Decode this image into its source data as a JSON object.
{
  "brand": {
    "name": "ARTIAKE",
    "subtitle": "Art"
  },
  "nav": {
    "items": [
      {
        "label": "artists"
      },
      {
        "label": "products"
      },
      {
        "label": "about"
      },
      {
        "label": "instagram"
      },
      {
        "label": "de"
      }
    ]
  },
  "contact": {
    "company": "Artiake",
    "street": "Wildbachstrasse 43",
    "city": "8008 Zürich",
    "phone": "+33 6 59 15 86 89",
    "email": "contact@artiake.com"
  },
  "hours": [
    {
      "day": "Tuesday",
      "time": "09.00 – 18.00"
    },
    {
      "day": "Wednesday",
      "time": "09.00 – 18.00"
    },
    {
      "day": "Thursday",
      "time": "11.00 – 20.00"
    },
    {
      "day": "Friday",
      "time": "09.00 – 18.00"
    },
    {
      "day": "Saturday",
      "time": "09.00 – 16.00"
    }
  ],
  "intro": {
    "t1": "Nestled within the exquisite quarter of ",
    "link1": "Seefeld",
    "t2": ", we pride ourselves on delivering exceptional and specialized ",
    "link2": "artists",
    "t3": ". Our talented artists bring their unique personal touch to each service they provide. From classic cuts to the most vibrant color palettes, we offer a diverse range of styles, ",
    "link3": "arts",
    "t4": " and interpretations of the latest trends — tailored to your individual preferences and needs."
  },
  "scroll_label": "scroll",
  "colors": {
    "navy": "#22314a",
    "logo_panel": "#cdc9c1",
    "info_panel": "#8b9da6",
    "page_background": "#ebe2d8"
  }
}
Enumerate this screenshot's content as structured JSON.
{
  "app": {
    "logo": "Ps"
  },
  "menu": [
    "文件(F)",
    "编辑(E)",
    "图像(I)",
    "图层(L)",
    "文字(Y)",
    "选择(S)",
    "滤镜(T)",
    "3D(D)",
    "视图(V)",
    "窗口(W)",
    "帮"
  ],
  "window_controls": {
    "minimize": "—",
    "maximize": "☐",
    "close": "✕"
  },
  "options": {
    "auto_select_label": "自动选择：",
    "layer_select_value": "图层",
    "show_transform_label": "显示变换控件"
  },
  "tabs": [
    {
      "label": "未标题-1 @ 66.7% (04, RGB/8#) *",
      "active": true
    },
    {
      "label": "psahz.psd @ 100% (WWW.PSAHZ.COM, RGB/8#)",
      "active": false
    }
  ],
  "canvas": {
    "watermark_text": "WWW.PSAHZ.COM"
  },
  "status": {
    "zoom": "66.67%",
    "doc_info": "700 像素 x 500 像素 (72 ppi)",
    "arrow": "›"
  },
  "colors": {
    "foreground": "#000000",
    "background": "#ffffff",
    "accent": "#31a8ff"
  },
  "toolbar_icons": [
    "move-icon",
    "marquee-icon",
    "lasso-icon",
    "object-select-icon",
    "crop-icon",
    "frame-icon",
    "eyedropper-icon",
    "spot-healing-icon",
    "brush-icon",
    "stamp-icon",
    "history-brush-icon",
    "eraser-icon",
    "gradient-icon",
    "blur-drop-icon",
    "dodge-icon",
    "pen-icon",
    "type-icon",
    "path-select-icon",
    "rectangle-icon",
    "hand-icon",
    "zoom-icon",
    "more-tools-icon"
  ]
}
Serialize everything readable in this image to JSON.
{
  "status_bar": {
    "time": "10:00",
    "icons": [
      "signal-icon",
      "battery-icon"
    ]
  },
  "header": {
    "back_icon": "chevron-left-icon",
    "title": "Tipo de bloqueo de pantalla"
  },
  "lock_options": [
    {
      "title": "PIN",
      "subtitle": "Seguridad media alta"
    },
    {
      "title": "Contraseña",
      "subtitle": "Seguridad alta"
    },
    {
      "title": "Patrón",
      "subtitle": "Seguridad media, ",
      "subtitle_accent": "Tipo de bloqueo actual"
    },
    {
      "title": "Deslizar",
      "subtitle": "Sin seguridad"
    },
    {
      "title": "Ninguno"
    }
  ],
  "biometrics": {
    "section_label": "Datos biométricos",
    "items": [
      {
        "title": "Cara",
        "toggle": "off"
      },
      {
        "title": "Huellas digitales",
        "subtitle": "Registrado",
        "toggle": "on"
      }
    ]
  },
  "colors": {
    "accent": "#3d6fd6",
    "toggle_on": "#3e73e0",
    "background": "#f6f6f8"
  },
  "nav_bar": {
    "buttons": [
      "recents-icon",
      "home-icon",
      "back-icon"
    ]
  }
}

•••

• Task details: Each record must be repeated exactly as it is.

• Result for this task:
Decode this image into its source data as a JSON object.
{
  "brand": {
    "name": "ARTIAKE",
    "subtitle": "Art"
  },
  "nav": {
    "items": [
      {
        "label": "artists"
      },
      {
        "label": "products"
      },
      {
        "label": "about"
      },
      {
        "label": "instagram"
      },
      {
        "label": "de"
      }
    ]
  },
  "contact": {
    "company": "Artiake",
    "street": "Wildbachstrasse 43",
    "city": "8008 Zürich",
    "phone": "+33 6 59 15 86 89",
    "email": "contact@artiake.com"
  },
  "hours": [
    {
      "day": "Tuesday",
      "time": "09.00 – 18.00"
    },
    {
      "day": "Wednesday",
      "time": "09.00 – 18.00"
    },
    {
      "day": "Thursday",
      "time": "11.00 – 20.00"
    },
    {
      "day": "Friday",
      "time": "09.00 – 18.00"
    },
    {
      "day": "Saturday",
      "time": "09.00 – 16.00"
    }
  ],
  "intro": {
    "t1": "Nestled within the exquisite quarter of ",
    "link1": "Seefeld",
    "t2": ", we pride ourselves on delivering exceptional and specialized ",
    "link2": "artists",
    "t3": ". Our talented artists bring their unique personal touch to each service they provide. From classic cuts to the most vibrant color palettes, we offer a diverse range of styles, ",
    "link3": "arts",
    "t4": " and interpretations of the latest trends — tailored to your individual preferences and needs."
  },
  "scroll_label": "scroll",
  "colors": {
    "navy": "#22314a",
    "logo_panel": "#cdc9c1",
    "info_panel": "#8b9da6",
    "page_background": "#ebe2d8"
  }
}
Enumerate this screenshot's content as structured JSON.
{
  "app": {
    "logo": "Ps"
  },
  "menu": [
    "文件(F)",
    "编辑(E)",
    "图像(I)",
    "图层(L)",
    "文字(Y)",
    "选择(S)",
    "滤镜(T)",
    "3D(D)",
    "视图(V)",
    "窗口(W)",
    "帮"
  ],
  "window_controls": {
    "minimize": "—",
    "maximize": "☐",
    "close": "✕"
  },
  "options": {
    "auto_select_label": "自动选择：",
    "layer_select_value": "图层",
    "show_transform_label": "显示变换控件"
  },
  "tabs": [
    {
      "label": "未标题-1 @ 66.7% (04, RGB/8#) *",
      "active": true
    },
    {
      "label": "psahz.psd @ 100% (WWW.PSAHZ.COM, RGB/8#)",
      "active": false
    }
  ],
  "canvas": {
    "watermark_text": "WWW.PSAHZ.COM"
  },
  "status": {
    "zoom": "66.67%",
    "doc_info": "700 像素 x 500 像素 (72 ppi)",
    "arrow": "›"
  },
  "colors": {
    "foreground": "#000000",
    "background": "#ffffff",
    "accent": "#31a8ff"
  },
  "toolbar_icons": [
    "move-icon",
    "marquee-icon",
    "lasso-icon",
    "object-select-icon",
    "crop-icon",
    "frame-icon",
    "eyedropper-icon",
    "spot-healing-icon",
    "brush-icon",
    "stamp-icon",
    "history-brush-icon",
    "eraser-icon",
    "gradient-icon",
    "blur-drop-icon",
    "dodge-icon",
    "pen-icon",
    "type-icon",
    "path-select-icon",
    "rectangle-icon",
    "hand-icon",
    "zoom-icon",
    "more-tools-icon"
  ]
}
Serialize everything readable in this image to JSON.
{
  "status_bar": {
    "time": "10:00",
    "icons": [
      "signal-icon",
      "battery-icon"
    ]
  },
  "header": {
    "back_icon": "chevron-left-icon",
    "title": "Tipo de bloqueo de pantalla"
  },
  "lock_options": [
    {
      "title": "PIN",
      "subtitle": "Seguridad media alta"
    },
    {
      "title": "Contraseña",
      "subtitle": "Seguridad alta"
    },
    {
      "title": "Patrón",
      "subtitle": "Seguridad media, ",
      "subtitle_accent": "Tipo de bloqueo actual"
    },
    {
      "title": "Deslizar",
      "subtitle": "Sin seguridad"
    },
    {
      "title": "Ninguno"
    }
  ],
  "biometrics": {
    "section_label": "Datos biométricos",
    "items": [
      {
        "title": "Cara",
        "toggle": "off"
      },
      {
        "title": "Huellas digitales",
        "subtitle": "Registrado",
        "toggle": "on"
      }
    ]
  },
  "colors": {
    "accent": "#3d6fd6",
    "toggle_on": "#3e73e0",
    "background": "#f6f6f8"
  },
  "nav_bar": {
    "buttons": [
      "recents-icon",
      "home-icon",
      "back-icon"
    ]
  }
}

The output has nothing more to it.